SHORT PROBLEM.
From the entries below, extract every line that includes the word "mármol".

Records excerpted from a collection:
+ + + + +
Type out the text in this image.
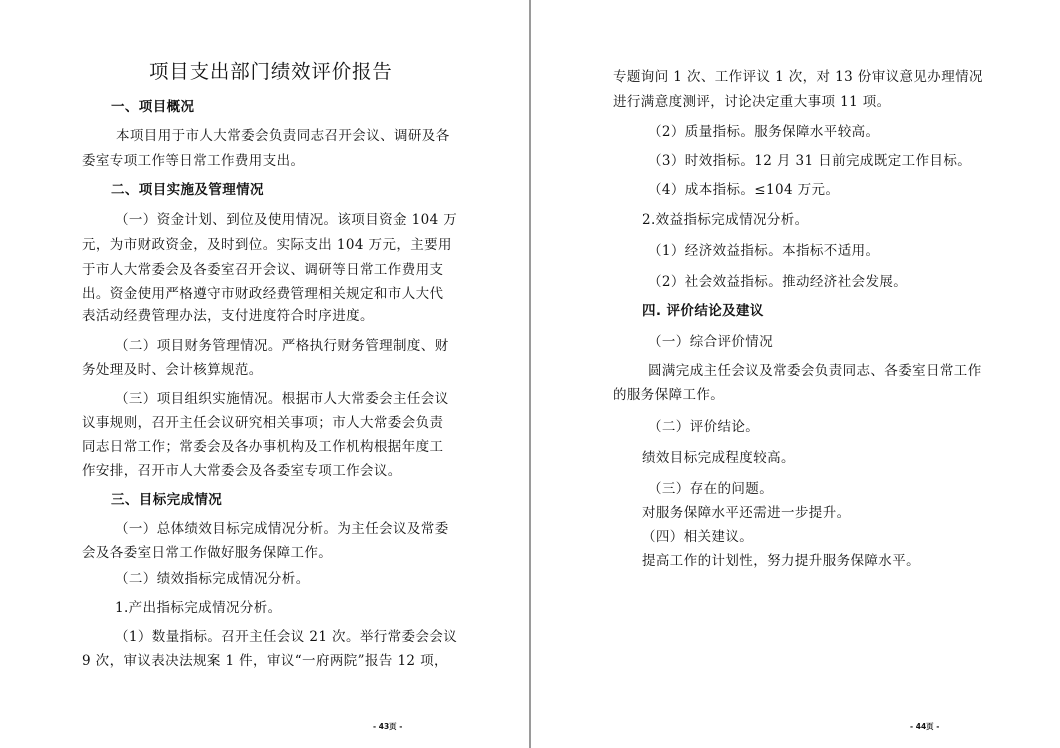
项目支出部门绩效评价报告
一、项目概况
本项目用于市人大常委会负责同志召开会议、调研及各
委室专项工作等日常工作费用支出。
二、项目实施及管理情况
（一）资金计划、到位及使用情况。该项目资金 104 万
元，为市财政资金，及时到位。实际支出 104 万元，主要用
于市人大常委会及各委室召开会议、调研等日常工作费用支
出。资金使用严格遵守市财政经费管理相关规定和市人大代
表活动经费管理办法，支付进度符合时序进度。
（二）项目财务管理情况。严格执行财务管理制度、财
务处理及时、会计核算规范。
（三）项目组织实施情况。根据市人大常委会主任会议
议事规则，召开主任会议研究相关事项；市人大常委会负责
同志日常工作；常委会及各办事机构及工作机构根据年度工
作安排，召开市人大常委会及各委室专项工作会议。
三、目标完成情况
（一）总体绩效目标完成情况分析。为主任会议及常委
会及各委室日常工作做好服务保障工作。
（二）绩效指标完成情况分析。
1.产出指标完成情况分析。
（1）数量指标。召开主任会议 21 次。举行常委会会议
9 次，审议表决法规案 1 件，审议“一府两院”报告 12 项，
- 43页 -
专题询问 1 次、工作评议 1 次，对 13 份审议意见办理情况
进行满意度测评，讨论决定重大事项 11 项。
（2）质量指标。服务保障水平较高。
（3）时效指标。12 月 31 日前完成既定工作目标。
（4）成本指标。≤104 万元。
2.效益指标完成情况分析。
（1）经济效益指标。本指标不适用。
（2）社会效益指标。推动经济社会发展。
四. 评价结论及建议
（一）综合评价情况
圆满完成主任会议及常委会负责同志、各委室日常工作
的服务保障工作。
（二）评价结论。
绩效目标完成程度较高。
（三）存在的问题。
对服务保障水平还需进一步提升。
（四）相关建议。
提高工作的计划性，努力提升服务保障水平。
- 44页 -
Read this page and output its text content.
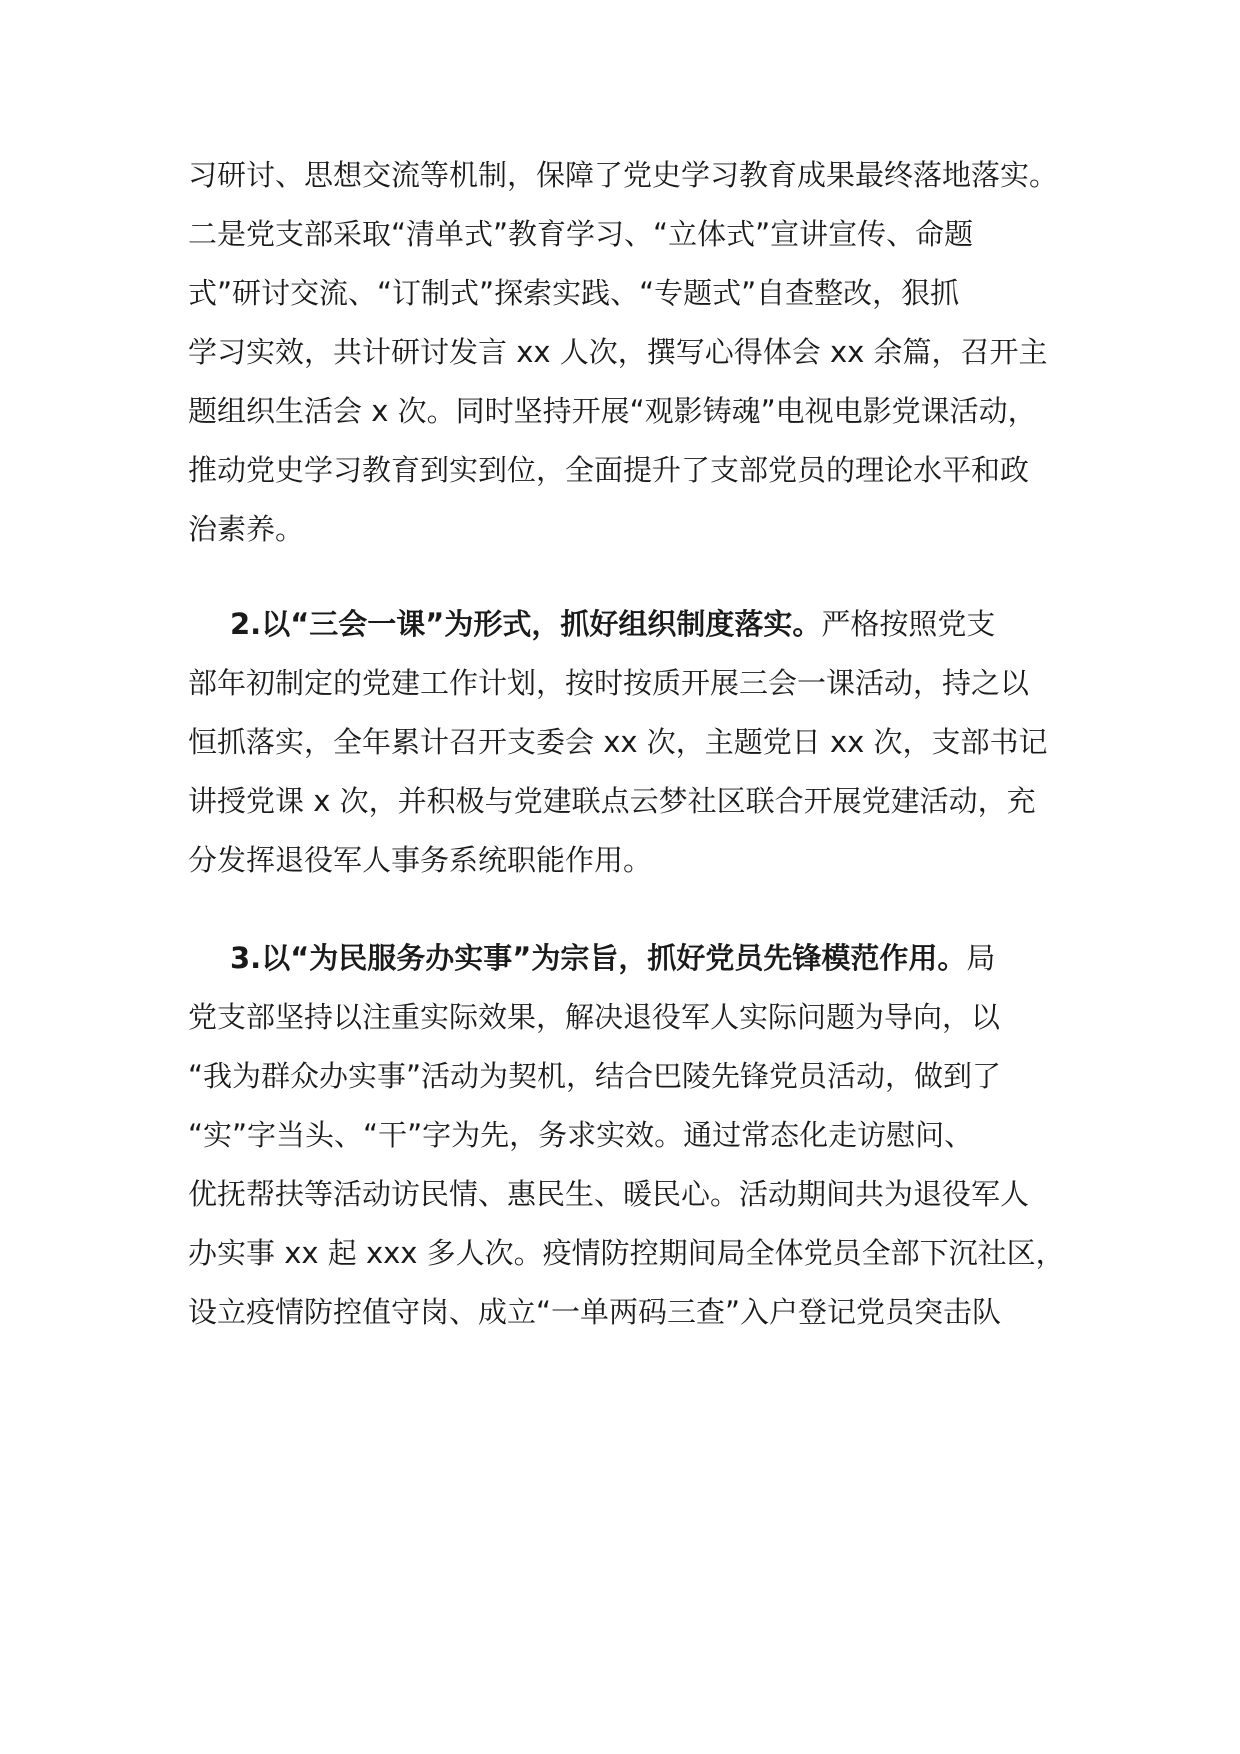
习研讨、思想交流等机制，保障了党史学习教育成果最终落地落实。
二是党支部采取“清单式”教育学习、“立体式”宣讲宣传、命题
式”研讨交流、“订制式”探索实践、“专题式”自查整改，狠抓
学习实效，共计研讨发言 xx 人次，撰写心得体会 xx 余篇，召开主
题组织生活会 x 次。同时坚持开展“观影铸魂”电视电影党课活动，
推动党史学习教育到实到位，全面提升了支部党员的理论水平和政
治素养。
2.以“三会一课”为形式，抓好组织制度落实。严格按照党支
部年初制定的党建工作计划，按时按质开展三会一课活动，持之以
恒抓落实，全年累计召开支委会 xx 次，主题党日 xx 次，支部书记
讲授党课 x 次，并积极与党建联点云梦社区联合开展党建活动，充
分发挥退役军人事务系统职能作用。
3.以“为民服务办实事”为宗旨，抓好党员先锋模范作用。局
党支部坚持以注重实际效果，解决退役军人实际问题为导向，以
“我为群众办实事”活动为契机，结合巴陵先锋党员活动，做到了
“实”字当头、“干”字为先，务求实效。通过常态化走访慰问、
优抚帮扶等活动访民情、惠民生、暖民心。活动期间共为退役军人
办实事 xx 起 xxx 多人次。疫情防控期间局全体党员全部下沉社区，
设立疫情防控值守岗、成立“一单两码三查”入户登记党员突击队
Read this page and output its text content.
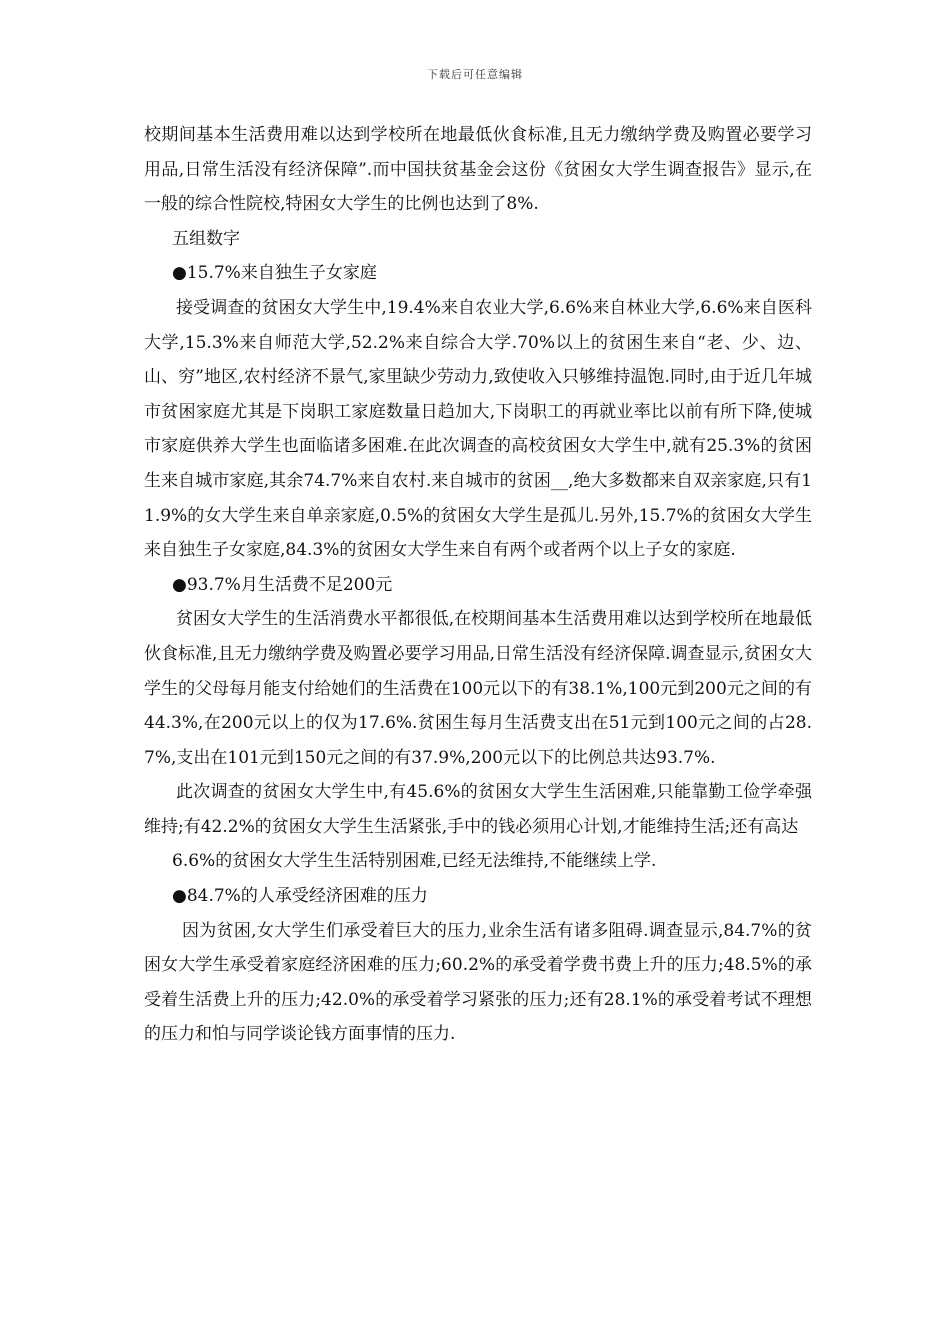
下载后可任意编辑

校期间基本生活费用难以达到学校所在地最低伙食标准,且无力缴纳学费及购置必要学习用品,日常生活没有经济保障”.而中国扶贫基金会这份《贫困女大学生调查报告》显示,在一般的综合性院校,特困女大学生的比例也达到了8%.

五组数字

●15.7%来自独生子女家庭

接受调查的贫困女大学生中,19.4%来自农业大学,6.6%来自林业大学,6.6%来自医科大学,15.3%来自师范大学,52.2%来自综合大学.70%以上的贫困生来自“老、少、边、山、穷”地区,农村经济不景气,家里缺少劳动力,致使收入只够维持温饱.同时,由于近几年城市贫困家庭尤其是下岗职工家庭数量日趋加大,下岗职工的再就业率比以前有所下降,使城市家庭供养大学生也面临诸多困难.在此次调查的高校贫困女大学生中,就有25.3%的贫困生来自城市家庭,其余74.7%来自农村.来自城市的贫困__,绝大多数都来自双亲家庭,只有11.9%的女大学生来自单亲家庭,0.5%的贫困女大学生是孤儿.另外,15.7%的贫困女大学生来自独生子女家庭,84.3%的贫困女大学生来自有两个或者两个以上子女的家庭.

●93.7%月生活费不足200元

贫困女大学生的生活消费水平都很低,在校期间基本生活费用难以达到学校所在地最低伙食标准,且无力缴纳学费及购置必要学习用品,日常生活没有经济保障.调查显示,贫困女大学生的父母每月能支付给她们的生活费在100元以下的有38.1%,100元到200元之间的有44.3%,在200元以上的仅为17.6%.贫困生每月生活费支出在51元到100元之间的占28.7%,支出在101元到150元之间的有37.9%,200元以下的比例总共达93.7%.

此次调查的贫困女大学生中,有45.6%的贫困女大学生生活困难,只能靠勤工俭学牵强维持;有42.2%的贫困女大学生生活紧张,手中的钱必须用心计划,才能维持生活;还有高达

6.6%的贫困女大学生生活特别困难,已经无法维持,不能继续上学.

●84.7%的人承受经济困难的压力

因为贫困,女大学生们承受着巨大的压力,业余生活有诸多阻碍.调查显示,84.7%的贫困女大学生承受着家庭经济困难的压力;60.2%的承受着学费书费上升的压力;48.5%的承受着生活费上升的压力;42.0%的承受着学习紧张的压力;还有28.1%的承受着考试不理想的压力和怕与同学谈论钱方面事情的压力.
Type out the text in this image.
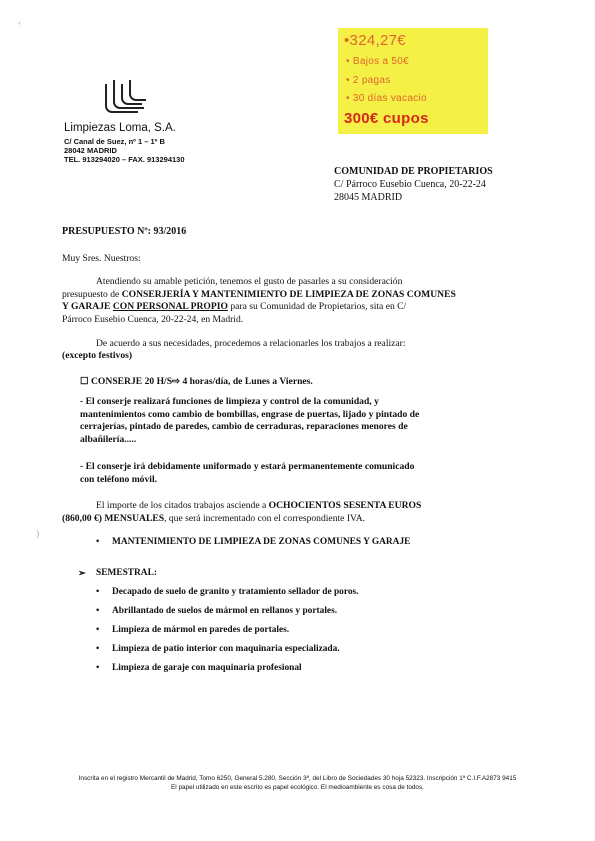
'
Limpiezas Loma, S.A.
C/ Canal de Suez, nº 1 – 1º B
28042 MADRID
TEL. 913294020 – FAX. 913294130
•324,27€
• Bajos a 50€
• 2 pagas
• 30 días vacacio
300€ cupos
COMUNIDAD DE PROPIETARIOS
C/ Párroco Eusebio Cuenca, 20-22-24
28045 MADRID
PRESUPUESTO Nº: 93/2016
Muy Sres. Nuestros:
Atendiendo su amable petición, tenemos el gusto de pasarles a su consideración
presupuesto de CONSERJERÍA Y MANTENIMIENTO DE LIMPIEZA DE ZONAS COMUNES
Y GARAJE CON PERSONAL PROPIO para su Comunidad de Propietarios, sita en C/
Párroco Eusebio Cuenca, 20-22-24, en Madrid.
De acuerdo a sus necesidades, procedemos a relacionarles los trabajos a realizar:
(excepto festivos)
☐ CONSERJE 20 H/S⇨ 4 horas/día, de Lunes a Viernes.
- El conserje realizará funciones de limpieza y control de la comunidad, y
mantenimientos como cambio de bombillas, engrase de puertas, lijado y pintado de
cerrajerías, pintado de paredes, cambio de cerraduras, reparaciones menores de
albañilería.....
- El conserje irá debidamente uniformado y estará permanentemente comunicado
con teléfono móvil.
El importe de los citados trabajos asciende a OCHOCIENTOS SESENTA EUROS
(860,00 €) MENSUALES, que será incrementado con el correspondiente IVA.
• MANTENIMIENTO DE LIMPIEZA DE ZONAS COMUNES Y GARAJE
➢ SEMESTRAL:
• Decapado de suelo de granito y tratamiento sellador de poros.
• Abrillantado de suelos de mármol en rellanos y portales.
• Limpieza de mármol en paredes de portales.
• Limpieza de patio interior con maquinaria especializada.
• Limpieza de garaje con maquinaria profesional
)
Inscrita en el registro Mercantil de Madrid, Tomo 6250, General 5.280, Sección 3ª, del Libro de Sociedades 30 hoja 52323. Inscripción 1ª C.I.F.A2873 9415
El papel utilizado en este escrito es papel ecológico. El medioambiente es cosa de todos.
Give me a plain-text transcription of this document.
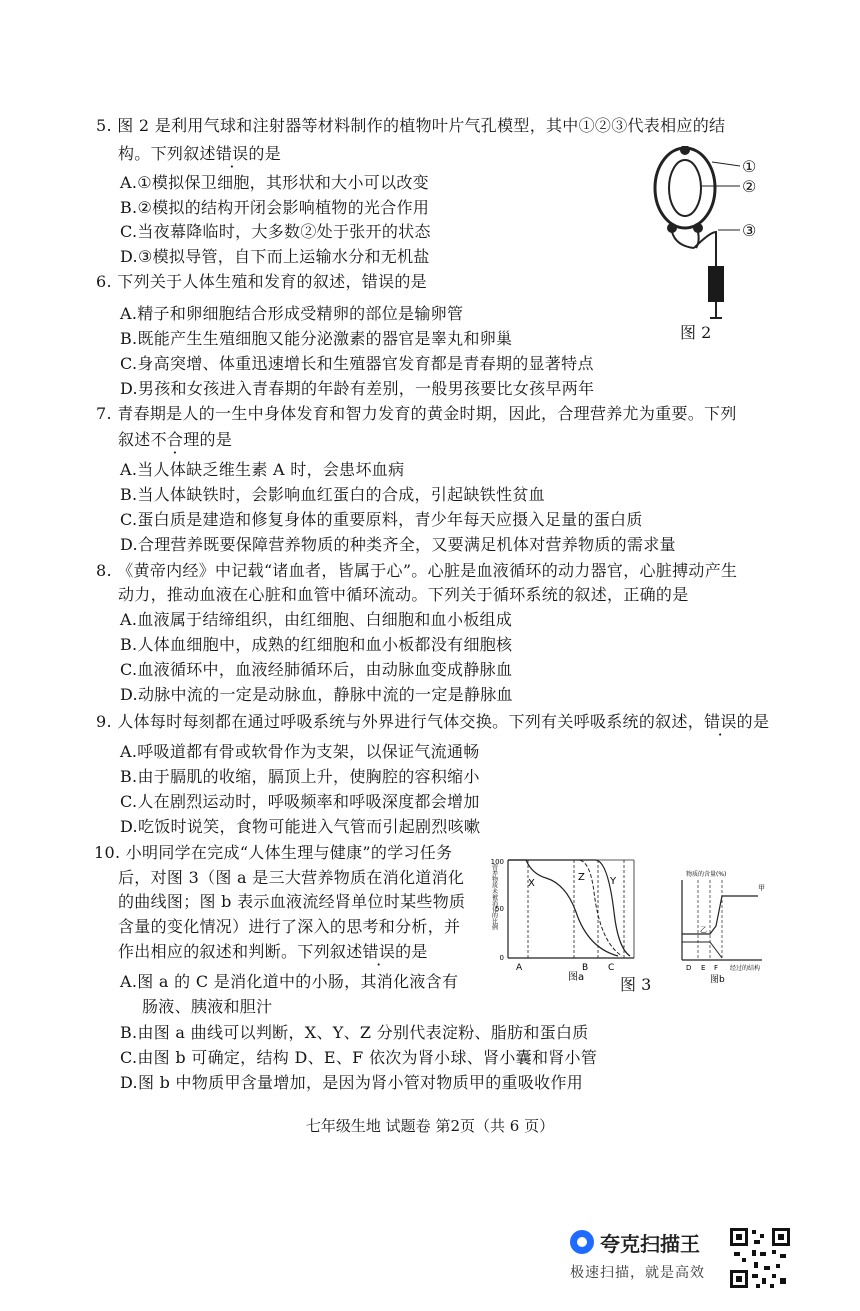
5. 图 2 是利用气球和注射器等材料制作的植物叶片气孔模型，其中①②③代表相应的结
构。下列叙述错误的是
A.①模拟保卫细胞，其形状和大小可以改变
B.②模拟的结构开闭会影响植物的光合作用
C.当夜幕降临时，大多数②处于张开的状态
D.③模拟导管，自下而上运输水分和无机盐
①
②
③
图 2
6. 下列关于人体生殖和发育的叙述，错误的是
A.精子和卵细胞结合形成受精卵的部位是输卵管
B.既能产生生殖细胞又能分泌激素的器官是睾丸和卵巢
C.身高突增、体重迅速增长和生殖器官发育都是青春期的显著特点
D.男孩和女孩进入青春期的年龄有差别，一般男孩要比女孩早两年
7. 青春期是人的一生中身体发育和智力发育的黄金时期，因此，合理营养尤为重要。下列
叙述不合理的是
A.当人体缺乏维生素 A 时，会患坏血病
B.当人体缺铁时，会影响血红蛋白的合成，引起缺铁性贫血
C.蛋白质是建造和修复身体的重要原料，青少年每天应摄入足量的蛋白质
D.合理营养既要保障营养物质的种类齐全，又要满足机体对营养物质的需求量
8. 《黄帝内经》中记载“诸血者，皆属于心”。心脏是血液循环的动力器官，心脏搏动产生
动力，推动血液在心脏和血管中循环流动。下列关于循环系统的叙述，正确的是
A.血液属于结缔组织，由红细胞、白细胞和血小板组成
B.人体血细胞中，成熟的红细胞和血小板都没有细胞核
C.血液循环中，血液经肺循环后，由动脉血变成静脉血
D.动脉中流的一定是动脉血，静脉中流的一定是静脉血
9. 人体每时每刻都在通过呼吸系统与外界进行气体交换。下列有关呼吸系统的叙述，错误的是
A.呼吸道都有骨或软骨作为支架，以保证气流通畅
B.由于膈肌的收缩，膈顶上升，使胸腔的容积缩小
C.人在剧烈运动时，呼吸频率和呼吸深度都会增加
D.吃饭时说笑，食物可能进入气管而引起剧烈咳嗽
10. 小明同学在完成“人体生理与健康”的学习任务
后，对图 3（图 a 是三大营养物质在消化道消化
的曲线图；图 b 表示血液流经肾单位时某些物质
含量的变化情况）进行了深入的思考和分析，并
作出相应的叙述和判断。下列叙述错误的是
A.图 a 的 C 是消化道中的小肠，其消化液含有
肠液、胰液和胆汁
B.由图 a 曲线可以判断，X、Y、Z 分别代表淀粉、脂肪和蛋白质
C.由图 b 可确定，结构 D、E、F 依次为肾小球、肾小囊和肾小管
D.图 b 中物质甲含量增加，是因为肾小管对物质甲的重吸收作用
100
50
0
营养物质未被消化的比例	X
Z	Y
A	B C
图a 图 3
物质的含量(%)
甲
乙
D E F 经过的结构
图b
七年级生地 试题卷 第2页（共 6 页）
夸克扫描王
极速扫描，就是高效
+ + + + +
REPLY.
• Abrillantado de suelos de mármol en rellanos y portales.
• Limpieza de mármol en paredes de portales.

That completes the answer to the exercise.